- _PROBLEM 1_
Answer these questions about the Superville excerpt, one line each:
(a) On what date did the government file a complaint against Superville?
(b) What did the Social Security Administration tell Agent Thomas about the Social Security number on the medical documents?
(c) How many days had Superville spent in the St. Thomas jail before his first appearance before a judicial officer?
- _PROBLEM 2_
Rewrite the part of the Superville excerpt from "Superville finally appeared" up to and including "his two statements.", swapping every "magistrate judge" for "district judge".

- _TEXT UNDER STUDY_
Coincidentally on April 15th, Workmen's Compensation personal informed Agent Thomas that Superville had filed a workers' compensation claim and received benefits. WCD personnel disclosed this information from the defendant's file, but did not allow Thomas to personally review the file because he had not subpoenaed the agency's records. Later that day, the Social Security Administration ["SSA"] advised Thomas that it had not assigned Superville the Social Security number appearing on the medical documents that the defendant had left with him. By this time, the *460government had granted approval to prosecute Superville for Social Security fraud.1

Superville's next contact with INS occurred on April 17th, when Agent Thomas retrieved him from the St. Thomas jail to interrogate him. Thomas testified that he informed the defendant of his right to the assistance of counsel by reading the "Warning As To Rights" section of INS Form 1-214 before questioning him. Superville admitted during the interview that he had obtained a Social Security number from his employer in St. Thomas. For the next five days, Thomas tried to locate and question the defendant's former employer without success. The government filed a complaint on April 22nd that charged the defendant with falsely representing that he possessed a Social Security number not assigned to him, in violation of 42 U.S.C. § 408(a)(7)(b).

Superville finally appeared before the magistrate judge for an advice of rights on April 23, 1998. Although the defendant had spent fourteen days in the squalid St. Thomas jail, this was the first time INS had presented him to a judicial officer. After the magistrate judge authorized INS to detain Superville pending trial, the government moved the defendant to a federal facility. Superville then moved to suppress his two statements.

- _INFORMATION_
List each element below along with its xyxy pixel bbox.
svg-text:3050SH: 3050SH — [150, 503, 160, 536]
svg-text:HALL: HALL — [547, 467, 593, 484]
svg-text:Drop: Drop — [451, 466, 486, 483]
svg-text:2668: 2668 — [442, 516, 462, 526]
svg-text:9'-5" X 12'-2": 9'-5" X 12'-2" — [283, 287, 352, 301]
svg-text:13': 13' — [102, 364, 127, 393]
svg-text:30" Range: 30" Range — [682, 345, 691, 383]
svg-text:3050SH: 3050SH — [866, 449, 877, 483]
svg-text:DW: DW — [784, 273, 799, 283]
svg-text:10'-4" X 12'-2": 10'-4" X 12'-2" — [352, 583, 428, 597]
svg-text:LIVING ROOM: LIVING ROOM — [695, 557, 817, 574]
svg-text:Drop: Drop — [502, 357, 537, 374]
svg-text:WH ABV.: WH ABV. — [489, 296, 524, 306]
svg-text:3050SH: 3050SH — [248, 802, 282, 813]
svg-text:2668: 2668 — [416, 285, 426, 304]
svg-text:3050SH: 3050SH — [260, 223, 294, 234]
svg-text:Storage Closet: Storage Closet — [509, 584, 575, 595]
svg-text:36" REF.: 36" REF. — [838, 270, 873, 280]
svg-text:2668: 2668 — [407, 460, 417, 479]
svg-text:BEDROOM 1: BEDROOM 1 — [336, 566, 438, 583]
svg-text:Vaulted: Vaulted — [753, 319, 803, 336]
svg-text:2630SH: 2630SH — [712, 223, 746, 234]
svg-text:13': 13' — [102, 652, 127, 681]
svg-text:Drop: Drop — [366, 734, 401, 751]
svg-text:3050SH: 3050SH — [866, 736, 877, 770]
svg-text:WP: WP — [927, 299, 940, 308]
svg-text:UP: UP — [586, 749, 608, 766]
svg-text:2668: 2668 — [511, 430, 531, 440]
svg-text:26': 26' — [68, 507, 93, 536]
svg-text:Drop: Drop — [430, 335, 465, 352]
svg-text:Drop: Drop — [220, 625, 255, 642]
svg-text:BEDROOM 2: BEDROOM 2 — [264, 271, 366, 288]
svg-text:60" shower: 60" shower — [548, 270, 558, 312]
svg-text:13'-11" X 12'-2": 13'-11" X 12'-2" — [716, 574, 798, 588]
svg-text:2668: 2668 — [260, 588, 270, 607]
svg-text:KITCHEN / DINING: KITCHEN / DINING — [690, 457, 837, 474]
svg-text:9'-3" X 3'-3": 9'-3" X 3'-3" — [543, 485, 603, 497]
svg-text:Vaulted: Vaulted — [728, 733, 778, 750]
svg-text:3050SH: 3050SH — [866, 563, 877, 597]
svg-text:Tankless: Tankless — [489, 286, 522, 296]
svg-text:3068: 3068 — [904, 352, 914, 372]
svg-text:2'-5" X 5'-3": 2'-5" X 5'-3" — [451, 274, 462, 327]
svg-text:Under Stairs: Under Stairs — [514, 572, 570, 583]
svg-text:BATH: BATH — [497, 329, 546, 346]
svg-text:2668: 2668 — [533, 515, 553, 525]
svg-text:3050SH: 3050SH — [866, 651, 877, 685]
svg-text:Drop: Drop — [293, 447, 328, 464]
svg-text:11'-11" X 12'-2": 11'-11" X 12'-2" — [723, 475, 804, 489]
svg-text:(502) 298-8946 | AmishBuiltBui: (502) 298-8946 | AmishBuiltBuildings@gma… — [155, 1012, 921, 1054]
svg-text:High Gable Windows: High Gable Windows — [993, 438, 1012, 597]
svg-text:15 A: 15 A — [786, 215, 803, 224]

- _TASK SOLUTION 1_
(a) April 22nd.
(b) It had not assigned that Social Security number to Superville.
(c) Fourteen days.

- _TASK SOLUTION 2_
Superville finally appeared before the district judge for an advice of rights on April 23, 1998. Although the defendant had spent fourteen days in the squalid St. Thomas jail, this was the first time INS had presented him to a judicial officer. After the district judge authorized INS to detain Superville pending trial, the government moved the defendant to a federal facility. Superville then moved to suppress his two statements.